--- Materials provided ---

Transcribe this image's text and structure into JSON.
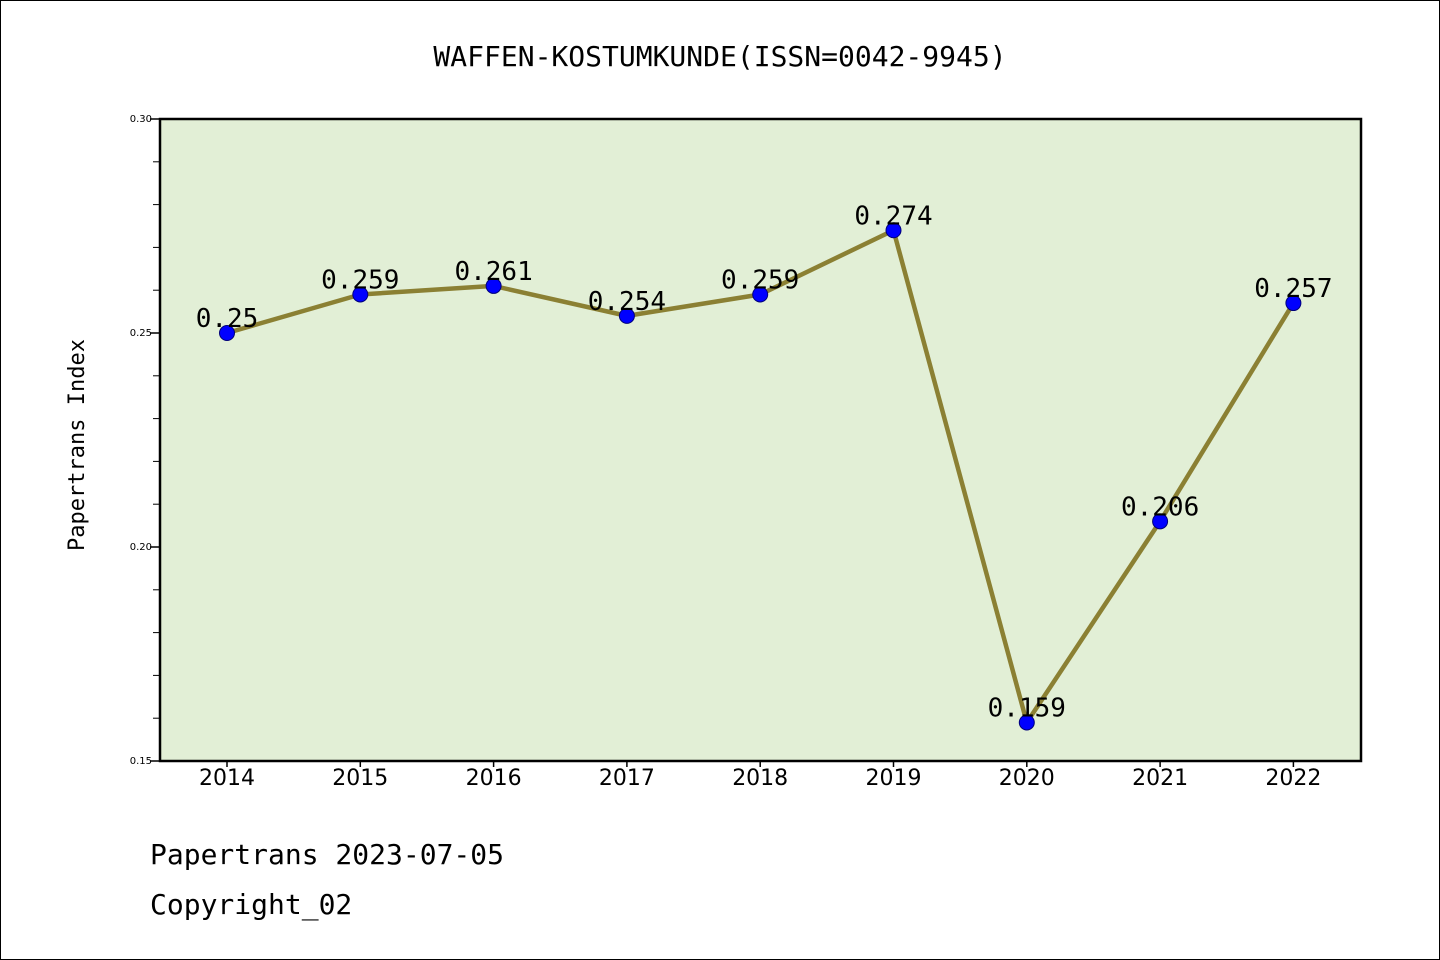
{
  "chart_data": {
    "type": "line",
    "title": "WAFFEN-KOSTUMKUNDE(ISSN=0042-9945)",
    "xlabel": "",
    "ylabel": "Papertrans Index",
    "categories": [
      "2014",
      "2015",
      "2016",
      "2017",
      "2018",
      "2019",
      "2020",
      "2021",
      "2022"
    ],
    "values": [
      0.25,
      0.259,
      0.261,
      0.254,
      0.259,
      0.274,
      0.159,
      0.206,
      0.257
    ],
    "data_labels": [
      "0.25",
      "0.259",
      "0.261",
      "0.254",
      "0.259",
      "0.274",
      "0.159",
      "0.206",
      "0.257"
    ],
    "ylim": [
      0.15,
      0.3
    ],
    "yticks": [
      0.15,
      0.2,
      0.25,
      0.3
    ],
    "ytick_labels": [
      "0.15",
      "0.20",
      "0.25",
      "0.30"
    ],
    "grid": false,
    "colors": {
      "plot_background": "#e2efd6",
      "line": "#8b8033",
      "marker": "#0000ff"
    }
  },
  "footer": {
    "line1": "Papertrans 2023-07-05",
    "line2": "Copyright_02"
  }
}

---

● **Your instructions**: Word for word, quote the lines above. Omit the pictures.

● **Solution**:
Transcribe this image's text and structure into JSON.
{
  "chart_data": {
    "type": "line",
    "title": "WAFFEN-KOSTUMKUNDE(ISSN=0042-9945)",
    "xlabel": "",
    "ylabel": "Papertrans Index",
    "categories": [
      "2014",
      "2015",
      "2016",
      "2017",
      "2018",
      "2019",
      "2020",
      "2021",
      "2022"
    ],
    "values": [
      0.25,
      0.259,
      0.261,
      0.254,
      0.259,
      0.274,
      0.159,
      0.206,
      0.257
    ],
    "data_labels": [
      "0.25",
      "0.259",
      "0.261",
      "0.254",
      "0.259",
      "0.274",
      "0.159",
      "0.206",
      "0.257"
    ],
    "ylim": [
      0.15,
      0.3
    ],
    "yticks": [
      0.15,
      0.2,
      0.25,
      0.3
    ],
    "ytick_labels": [
      "0.15",
      "0.20",
      "0.25",
      "0.30"
    ],
    "grid": false,
    "colors": {
      "plot_background": "#e2efd6",
      "line": "#8b8033",
      "marker": "#0000ff"
    }
  },
  "footer": {
    "line1": "Papertrans 2023-07-05",
    "line2": "Copyright_02"
  }
}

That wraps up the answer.